» **WORK INSTRUCTIONS**
Omit the pictures, please, and give each record below again exactly.

(EXERCISE DATA)

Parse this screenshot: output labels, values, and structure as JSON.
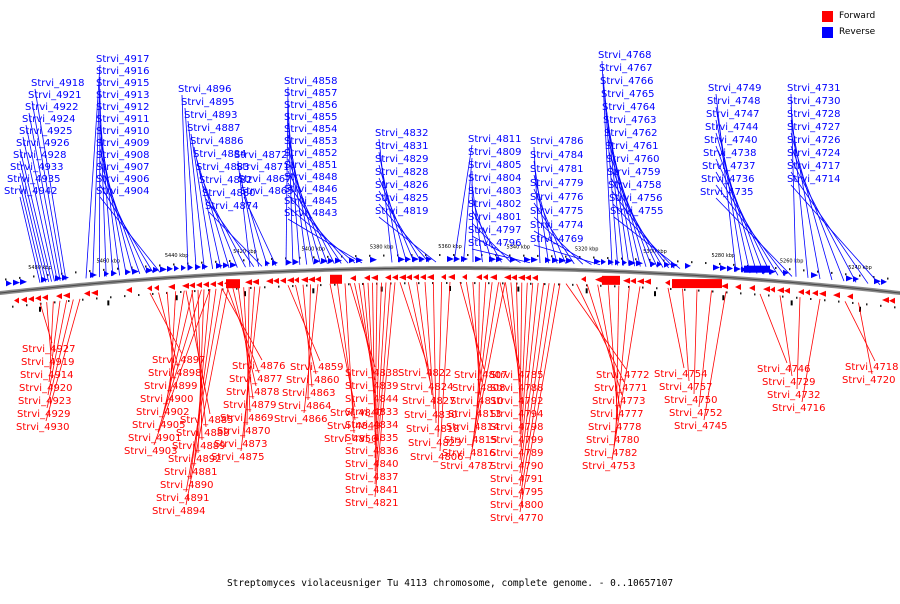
{
  "legend": {
    "forward": {
      "label": "Forward",
      "color": "#ff0000"
    },
    "reverse": {
      "label": "Reverse",
      "color": "#0000ff"
    }
  },
  "caption": "Streptomyces violaceusniger Tu 4113 chromosome, complete genome. - 0..10657107",
  "tick_labels": [
    "5480 kbp",
    "5460 kbp",
    "5440 kbp",
    "5420 kbp",
    "5400 kbp",
    "5380 kbp",
    "5360 kbp",
    "5340 kbp",
    "5320 kbp",
    "5300 kbp",
    "5280 kbp",
    "5260 kbp",
    "5240 kbp"
  ],
  "reverse_genes": [
    "Strvi_4942",
    "Strvi_4935",
    "Strvi_4933",
    "Strvi_4928",
    "Strvi_4926",
    "Strvi_4925",
    "Strvi_4924",
    "Strvi_4922",
    "Strvi_4921",
    "Strvi_4918",
    "Strvi_4917",
    "Strvi_4916",
    "Strvi_4915",
    "Strvi_4913",
    "Strvi_4912",
    "Strvi_4911",
    "Strvi_4910",
    "Strvi_4909",
    "Strvi_4908",
    "Strvi_4907",
    "Strvi_4906",
    "Strvi_4904",
    "Strvi_4896",
    "Strvi_4895",
    "Strvi_4893",
    "Strvi_4887",
    "Strvi_4886",
    "Strvi_4884",
    "Strvi_4883",
    "Strvi_4882",
    "Strvi_4880",
    "Strvi_4874",
    "Strvi_4872",
    "Strvi_4871",
    "Strvi_4867",
    "Strvi_4865",
    "Strvi_4858",
    "Strvi_4857",
    "Strvi_4856",
    "Strvi_4855",
    "Strvi_4854",
    "Strvi_4853",
    "Strvi_4852",
    "Strvi_4851",
    "Strvi_4848",
    "Strvi_4846",
    "Strvi_4845",
    "Strvi_4843",
    "Strvi_4832",
    "Strvi_4831",
    "Strvi_4829",
    "Strvi_4828",
    "Strvi_4826",
    "Strvi_4825",
    "Strvi_4819",
    "Strvi_4811",
    "Strvi_4809",
    "Strvi_4805",
    "Strvi_4804",
    "Strvi_4803",
    "Strvi_4802",
    "Strvi_4801",
    "Strvi_4797",
    "Strvi_4796",
    "Strvi_4786",
    "Strvi_4784",
    "Strvi_4781",
    "Strvi_4779",
    "Strvi_4776",
    "Strvi_4775",
    "Strvi_4774",
    "Strvi_4769",
    "Strvi_4768",
    "Strvi_4767",
    "Strvi_4766",
    "Strvi_4765",
    "Strvi_4764",
    "Strvi_4763",
    "Strvi_4762",
    "Strvi_4761",
    "Strvi_4760",
    "Strvi_4759",
    "Strvi_4758",
    "Strvi_4756",
    "Strvi_4755",
    "Strvi_4749",
    "Strvi_4748",
    "Strvi_4747",
    "Strvi_4744",
    "Strvi_4740",
    "Strvi_4738",
    "Strvi_4737",
    "Strvi_4736",
    "Strvi_4735",
    "Strvi_4731",
    "Strvi_4730",
    "Strvi_4728",
    "Strvi_4727",
    "Strvi_4726",
    "Strvi_4724",
    "Strvi_4717",
    "Strvi_4714"
  ],
  "forward_genes": [
    "Strvi_4927",
    "Strvi_4919",
    "Strvi_4914",
    "Strvi_4920",
    "Strvi_4923",
    "Strvi_4929",
    "Strvi_4930",
    "Strvi_4897",
    "Strvi_4898",
    "Strvi_4899",
    "Strvi_4900",
    "Strvi_4902",
    "Strvi_4905",
    "Strvi_4901",
    "Strvi_4903",
    "Strvi_4885",
    "Strvi_4888",
    "Strvi_4889",
    "Strvi_4892",
    "Strvi_4881",
    "Strvi_4890",
    "Strvi_4891",
    "Strvi_4894",
    "Strvi_4876",
    "Strvi_4877",
    "Strvi_4878",
    "Strvi_4879",
    "Strvi_4869",
    "Strvi_4870",
    "Strvi_4873",
    "Strvi_4875",
    "Strvi_4859",
    "Strvi_4860",
    "Strvi_4863",
    "Strvi_4864",
    "Strvi_4866",
    "Strvi_4847",
    "Strvi_4849",
    "Strvi_4850",
    "Strvi_4838",
    "Strvi_4839",
    "Strvi_4844",
    "Strvi_4833",
    "Strvi_4834",
    "Strvi_4835",
    "Strvi_4836",
    "Strvi_4840",
    "Strvi_4837",
    "Strvi_4841",
    "Strvi_4821",
    "Strvi_4822",
    "Strvi_4824",
    "Strvi_4827",
    "Strvi_4830",
    "Strvi_4818",
    "Strvi_4823",
    "Strvi_4806",
    "Strvi_4807",
    "Strvi_4808",
    "Strvi_4810",
    "Strvi_4813",
    "Strvi_4814",
    "Strvi_4815",
    "Strvi_4816",
    "Strvi_4787",
    "Strvi_4785",
    "Strvi_4788",
    "Strvi_4792",
    "Strvi_4794",
    "Strvi_4798",
    "Strvi_4799",
    "Strvi_4789",
    "Strvi_4790",
    "Strvi_4791",
    "Strvi_4795",
    "Strvi_4800",
    "Strvi_4770",
    "Strvi_4772",
    "Strvi_4771",
    "Strvi_4773",
    "Strvi_4777",
    "Strvi_4778",
    "Strvi_4780",
    "Strvi_4782",
    "Strvi_4753",
    "Strvi_4754",
    "Strvi_4757",
    "Strvi_4750",
    "Strvi_4752",
    "Strvi_4745",
    "Strvi_4746",
    "Strvi_4729",
    "Strvi_4732",
    "Strvi_4716",
    "Strvi_4718",
    "Strvi_4720"
  ]
}
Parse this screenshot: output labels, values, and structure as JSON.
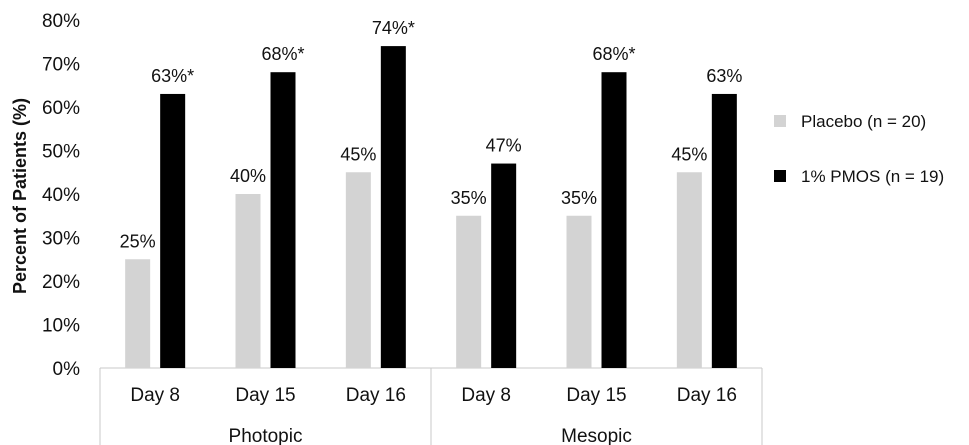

(End EXERCISE DATA)

» **TASK SOLUTION**
Parse this screenshot: output labels, values, and structure as JSON.
{
  "legend": {
    "forward": {
      "label": "Forward",
      "color": "#ff0000"
    },
    "reverse": {
      "label": "Reverse",
      "color": "#0000ff"
    }
  },
  "caption": "Streptomyces violaceusniger Tu 4113 chromosome, complete genome. - 0..10657107",
  "tick_labels": [
    "5480 kbp",
    "5460 kbp",
    "5440 kbp",
    "5420 kbp",
    "5400 kbp",
    "5380 kbp",
    "5360 kbp",
    "5340 kbp",
    "5320 kbp",
    "5300 kbp",
    "5280 kbp",
    "5260 kbp",
    "5240 kbp"
  ],
  "reverse_genes": [
    "Strvi_4942",
    "Strvi_4935",
    "Strvi_4933",
    "Strvi_4928",
    "Strvi_4926",
    "Strvi_4925",
    "Strvi_4924",
    "Strvi_4922",
    "Strvi_4921",
    "Strvi_4918",
    "Strvi_4917",
    "Strvi_4916",
    "Strvi_4915",
    "Strvi_4913",
    "Strvi_4912",
    "Strvi_4911",
    "Strvi_4910",
    "Strvi_4909",
    "Strvi_4908",
    "Strvi_4907",
    "Strvi_4906",
    "Strvi_4904",
    "Strvi_4896",
    "Strvi_4895",
    "Strvi_4893",
    "Strvi_4887",
    "Strvi_4886",
    "Strvi_4884",
    "Strvi_4883",
    "Strvi_4882",
    "Strvi_4880",
    "Strvi_4874",
    "Strvi_4872",
    "Strvi_4871",
    "Strvi_4867",
    "Strvi_4865",
    "Strvi_4858",
    "Strvi_4857",
    "Strvi_4856",
    "Strvi_4855",
    "Strvi_4854",
    "Strvi_4853",
    "Strvi_4852",
    "Strvi_4851",
    "Strvi_4848",
    "Strvi_4846",
    "Strvi_4845",
    "Strvi_4843",
    "Strvi_4832",
    "Strvi_4831",
    "Strvi_4829",
    "Strvi_4828",
    "Strvi_4826",
    "Strvi_4825",
    "Strvi_4819",
    "Strvi_4811",
    "Strvi_4809",
    "Strvi_4805",
    "Strvi_4804",
    "Strvi_4803",
    "Strvi_4802",
    "Strvi_4801",
    "Strvi_4797",
    "Strvi_4796",
    "Strvi_4786",
    "Strvi_4784",
    "Strvi_4781",
    "Strvi_4779",
    "Strvi_4776",
    "Strvi_4775",
    "Strvi_4774",
    "Strvi_4769",
    "Strvi_4768",
    "Strvi_4767",
    "Strvi_4766",
    "Strvi_4765",
    "Strvi_4764",
    "Strvi_4763",
    "Strvi_4762",
    "Strvi_4761",
    "Strvi_4760",
    "Strvi_4759",
    "Strvi_4758",
    "Strvi_4756",
    "Strvi_4755",
    "Strvi_4749",
    "Strvi_4748",
    "Strvi_4747",
    "Strvi_4744",
    "Strvi_4740",
    "Strvi_4738",
    "Strvi_4737",
    "Strvi_4736",
    "Strvi_4735",
    "Strvi_4731",
    "Strvi_4730",
    "Strvi_4728",
    "Strvi_4727",
    "Strvi_4726",
    "Strvi_4724",
    "Strvi_4717",
    "Strvi_4714"
  ],
  "forward_genes": [
    "Strvi_4927",
    "Strvi_4919",
    "Strvi_4914",
    "Strvi_4920",
    "Strvi_4923",
    "Strvi_4929",
    "Strvi_4930",
    "Strvi_4897",
    "Strvi_4898",
    "Strvi_4899",
    "Strvi_4900",
    "Strvi_4902",
    "Strvi_4905",
    "Strvi_4901",
    "Strvi_4903",
    "Strvi_4885",
    "Strvi_4888",
    "Strvi_4889",
    "Strvi_4892",
    "Strvi_4881",
    "Strvi_4890",
    "Strvi_4891",
    "Strvi_4894",
    "Strvi_4876",
    "Strvi_4877",
    "Strvi_4878",
    "Strvi_4879",
    "Strvi_4869",
    "Strvi_4870",
    "Strvi_4873",
    "Strvi_4875",
    "Strvi_4859",
    "Strvi_4860",
    "Strvi_4863",
    "Strvi_4864",
    "Strvi_4866",
    "Strvi_4847",
    "Strvi_4849",
    "Strvi_4850",
    "Strvi_4838",
    "Strvi_4839",
    "Strvi_4844",
    "Strvi_4833",
    "Strvi_4834",
    "Strvi_4835",
    "Strvi_4836",
    "Strvi_4840",
    "Strvi_4837",
    "Strvi_4841",
    "Strvi_4821",
    "Strvi_4822",
    "Strvi_4824",
    "Strvi_4827",
    "Strvi_4830",
    "Strvi_4818",
    "Strvi_4823",
    "Strvi_4806",
    "Strvi_4807",
    "Strvi_4808",
    "Strvi_4810",
    "Strvi_4813",
    "Strvi_4814",
    "Strvi_4815",
    "Strvi_4816",
    "Strvi_4787",
    "Strvi_4785",
    "Strvi_4788",
    "Strvi_4792",
    "Strvi_4794",
    "Strvi_4798",
    "Strvi_4799",
    "Strvi_4789",
    "Strvi_4790",
    "Strvi_4791",
    "Strvi_4795",
    "Strvi_4800",
    "Strvi_4770",
    "Strvi_4772",
    "Strvi_4771",
    "Strvi_4773",
    "Strvi_4777",
    "Strvi_4778",
    "Strvi_4780",
    "Strvi_4782",
    "Strvi_4753",
    "Strvi_4754",
    "Strvi_4757",
    "Strvi_4750",
    "Strvi_4752",
    "Strvi_4745",
    "Strvi_4746",
    "Strvi_4729",
    "Strvi_4732",
    "Strvi_4716",
    "Strvi_4718",
    "Strvi_4720"
  ]
}
Parse this screenshot: output labels, values, and structure as JSON.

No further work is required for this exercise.